| PROVIDED ENTRIES |
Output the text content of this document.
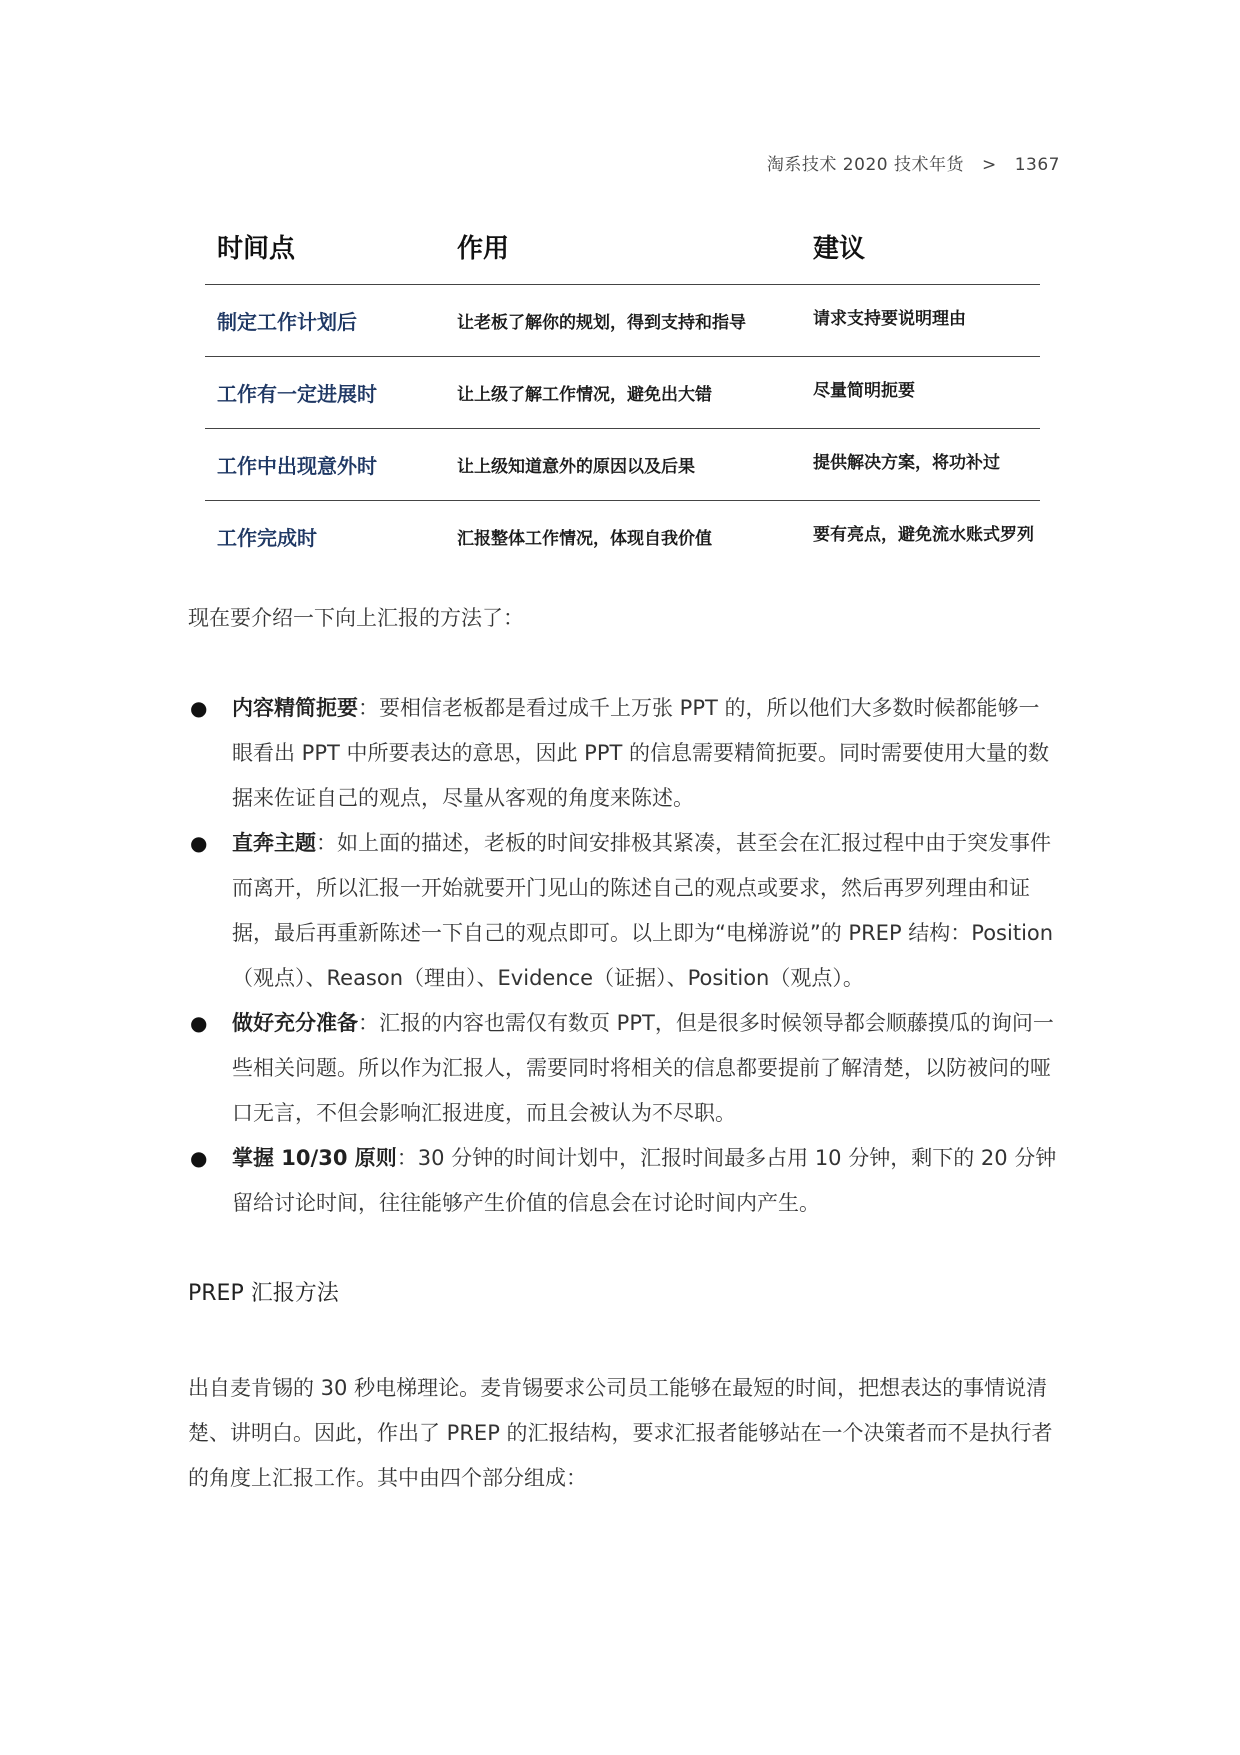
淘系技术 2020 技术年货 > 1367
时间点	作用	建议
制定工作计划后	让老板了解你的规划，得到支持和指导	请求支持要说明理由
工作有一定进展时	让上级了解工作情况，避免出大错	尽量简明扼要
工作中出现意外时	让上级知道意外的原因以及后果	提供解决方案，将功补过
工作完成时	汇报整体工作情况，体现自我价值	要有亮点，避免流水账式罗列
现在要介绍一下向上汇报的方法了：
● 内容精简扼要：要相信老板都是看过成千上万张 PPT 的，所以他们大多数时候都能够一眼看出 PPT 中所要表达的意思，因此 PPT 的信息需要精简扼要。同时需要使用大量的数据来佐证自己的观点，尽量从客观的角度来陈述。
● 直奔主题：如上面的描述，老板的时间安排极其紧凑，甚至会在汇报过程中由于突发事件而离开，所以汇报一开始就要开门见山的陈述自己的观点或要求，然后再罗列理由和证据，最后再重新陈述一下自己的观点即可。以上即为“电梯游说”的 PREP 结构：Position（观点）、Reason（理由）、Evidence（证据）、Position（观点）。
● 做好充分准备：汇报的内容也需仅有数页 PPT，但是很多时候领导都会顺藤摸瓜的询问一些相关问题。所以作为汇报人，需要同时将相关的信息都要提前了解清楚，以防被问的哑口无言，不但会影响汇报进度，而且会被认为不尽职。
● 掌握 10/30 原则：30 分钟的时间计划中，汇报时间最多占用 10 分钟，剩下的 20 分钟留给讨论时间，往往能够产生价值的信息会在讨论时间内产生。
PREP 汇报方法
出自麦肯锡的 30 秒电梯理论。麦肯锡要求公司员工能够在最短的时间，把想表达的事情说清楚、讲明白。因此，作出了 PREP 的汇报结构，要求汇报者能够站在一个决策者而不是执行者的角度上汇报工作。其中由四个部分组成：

...

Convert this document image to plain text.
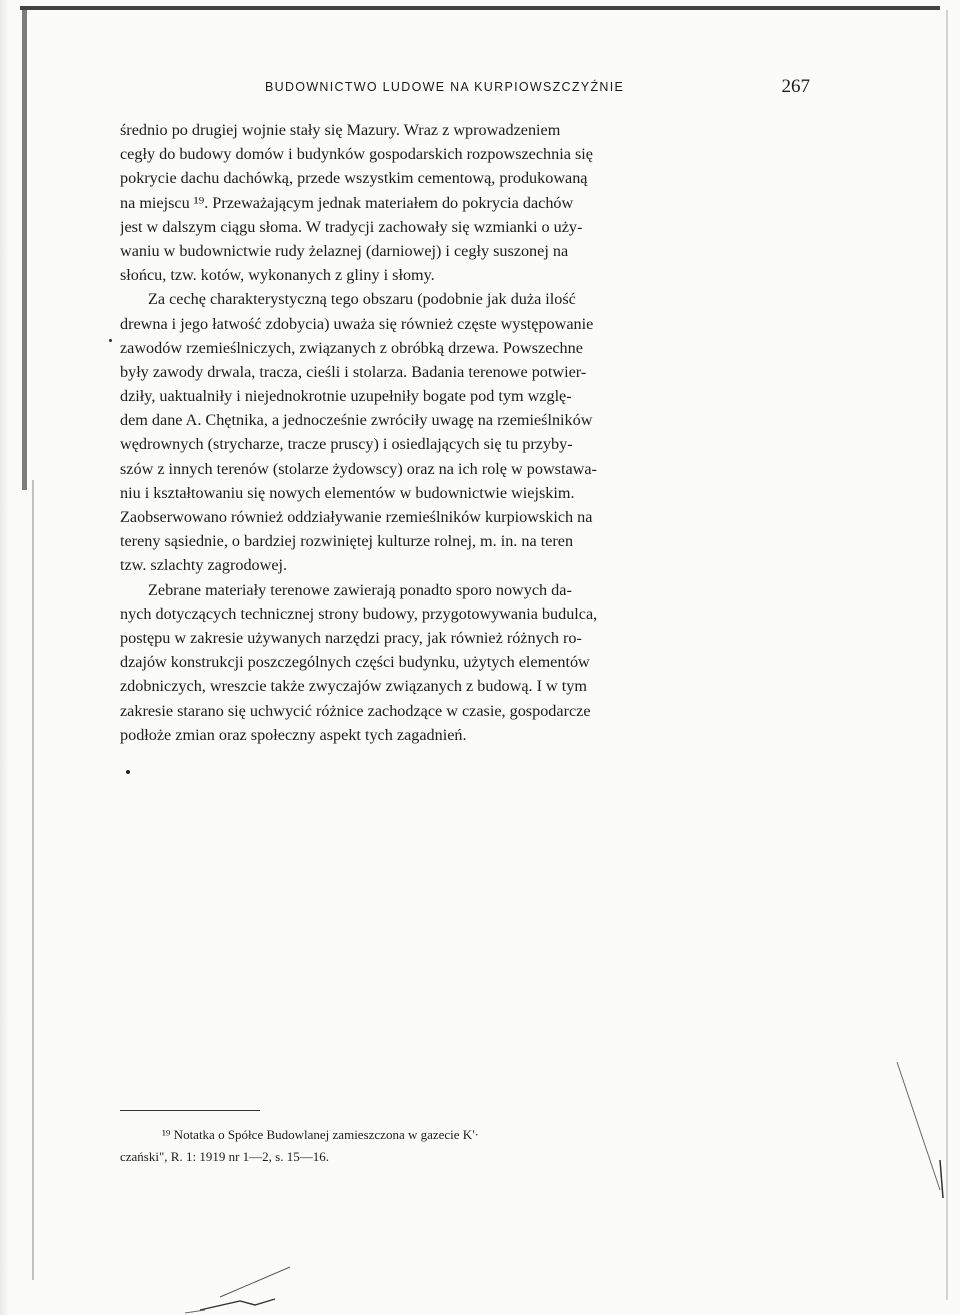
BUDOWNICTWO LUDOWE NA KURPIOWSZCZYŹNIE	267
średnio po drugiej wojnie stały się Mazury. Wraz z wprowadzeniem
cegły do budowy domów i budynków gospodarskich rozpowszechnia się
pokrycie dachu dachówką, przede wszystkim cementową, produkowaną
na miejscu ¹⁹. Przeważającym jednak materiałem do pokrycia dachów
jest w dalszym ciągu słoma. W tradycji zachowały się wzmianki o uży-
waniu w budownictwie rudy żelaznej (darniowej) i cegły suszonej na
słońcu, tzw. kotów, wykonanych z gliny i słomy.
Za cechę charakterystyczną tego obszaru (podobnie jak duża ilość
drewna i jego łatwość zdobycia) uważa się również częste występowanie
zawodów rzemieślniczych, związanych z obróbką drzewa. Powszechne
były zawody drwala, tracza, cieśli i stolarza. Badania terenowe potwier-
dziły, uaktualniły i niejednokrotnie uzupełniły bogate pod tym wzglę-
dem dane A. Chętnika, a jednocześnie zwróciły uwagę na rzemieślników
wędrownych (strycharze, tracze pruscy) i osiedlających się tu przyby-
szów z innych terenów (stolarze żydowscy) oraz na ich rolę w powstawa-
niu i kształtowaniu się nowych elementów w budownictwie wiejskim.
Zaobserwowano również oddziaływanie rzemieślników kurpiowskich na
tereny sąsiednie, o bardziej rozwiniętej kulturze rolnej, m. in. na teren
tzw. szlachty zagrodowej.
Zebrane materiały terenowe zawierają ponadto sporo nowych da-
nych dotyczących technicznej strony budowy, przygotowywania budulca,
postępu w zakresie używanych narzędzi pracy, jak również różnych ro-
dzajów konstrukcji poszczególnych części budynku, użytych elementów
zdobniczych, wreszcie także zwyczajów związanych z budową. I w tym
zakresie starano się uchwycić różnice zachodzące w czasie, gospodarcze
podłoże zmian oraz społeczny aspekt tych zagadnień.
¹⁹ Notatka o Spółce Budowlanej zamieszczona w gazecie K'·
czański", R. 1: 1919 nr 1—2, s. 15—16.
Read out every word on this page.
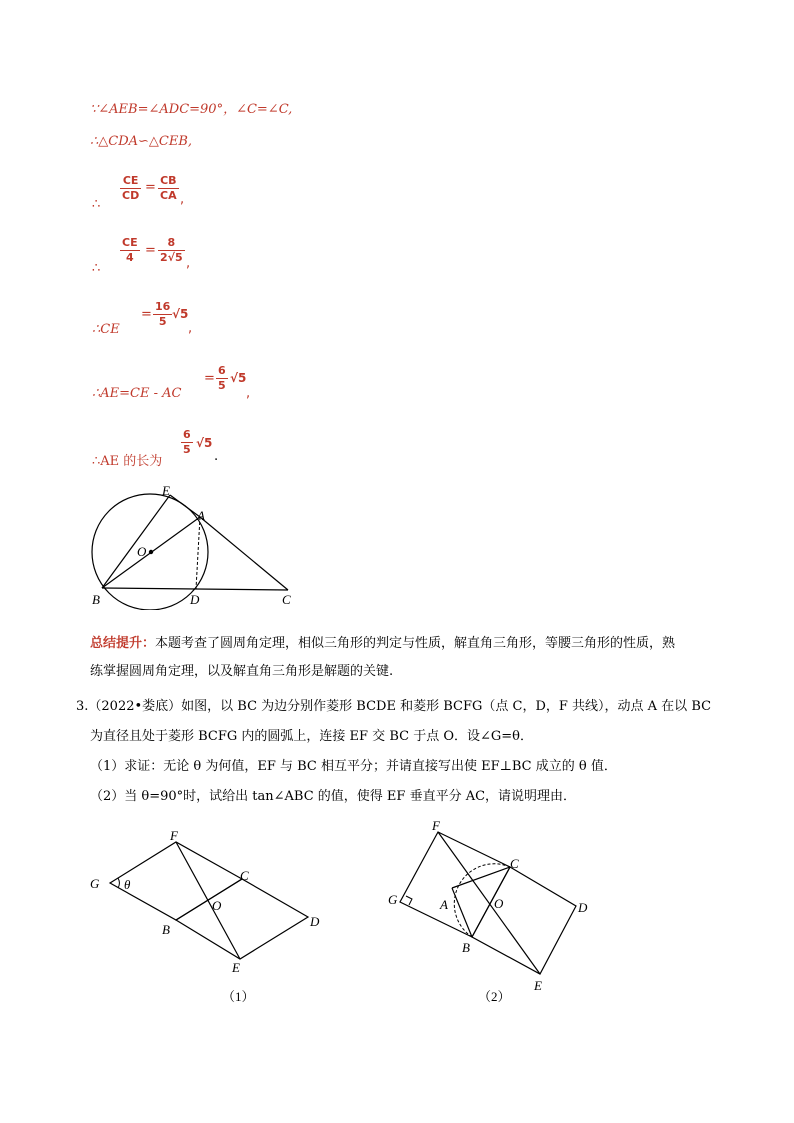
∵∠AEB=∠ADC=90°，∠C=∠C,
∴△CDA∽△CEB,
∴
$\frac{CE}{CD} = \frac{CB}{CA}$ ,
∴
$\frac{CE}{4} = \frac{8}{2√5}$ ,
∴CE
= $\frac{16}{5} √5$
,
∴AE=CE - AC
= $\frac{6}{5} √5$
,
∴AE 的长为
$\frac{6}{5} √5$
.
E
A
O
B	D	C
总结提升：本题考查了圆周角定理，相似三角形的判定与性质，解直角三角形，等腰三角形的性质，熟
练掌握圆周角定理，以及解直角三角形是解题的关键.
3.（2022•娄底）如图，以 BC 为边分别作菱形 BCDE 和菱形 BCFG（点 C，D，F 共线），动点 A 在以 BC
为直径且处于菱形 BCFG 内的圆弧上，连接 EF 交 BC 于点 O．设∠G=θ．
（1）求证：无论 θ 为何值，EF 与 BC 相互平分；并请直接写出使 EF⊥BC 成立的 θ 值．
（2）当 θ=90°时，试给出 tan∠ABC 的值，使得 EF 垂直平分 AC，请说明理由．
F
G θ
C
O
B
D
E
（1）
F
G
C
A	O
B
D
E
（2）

--

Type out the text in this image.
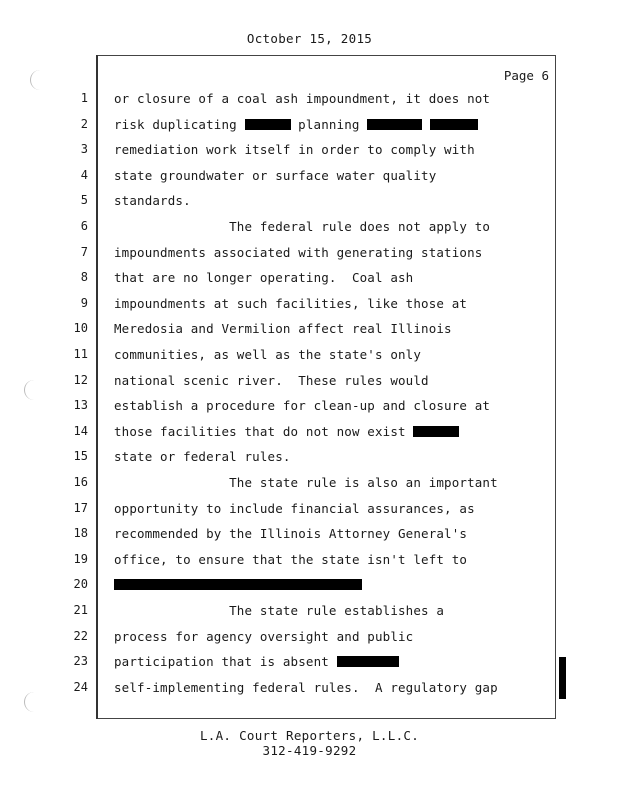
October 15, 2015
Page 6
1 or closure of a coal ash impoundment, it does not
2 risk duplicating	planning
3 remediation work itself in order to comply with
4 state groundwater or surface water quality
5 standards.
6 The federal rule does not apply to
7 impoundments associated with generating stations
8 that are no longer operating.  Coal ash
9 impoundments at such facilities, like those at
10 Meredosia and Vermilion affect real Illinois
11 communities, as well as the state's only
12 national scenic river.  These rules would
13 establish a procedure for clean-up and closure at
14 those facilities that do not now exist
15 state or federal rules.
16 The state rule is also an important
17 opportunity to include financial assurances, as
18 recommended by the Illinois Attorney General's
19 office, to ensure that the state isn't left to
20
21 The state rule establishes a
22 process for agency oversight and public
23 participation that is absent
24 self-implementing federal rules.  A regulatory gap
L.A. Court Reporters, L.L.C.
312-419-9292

| TASK REQUIREMENTS |
Sift the material for lines with the string "nowych". Copy each one found.

| RESULT |
niu i kształtowaniu się nowych elementów w budownictwie wiejskim.
Zebrane materiały terenowe zawierają ponadto sporo nowych da-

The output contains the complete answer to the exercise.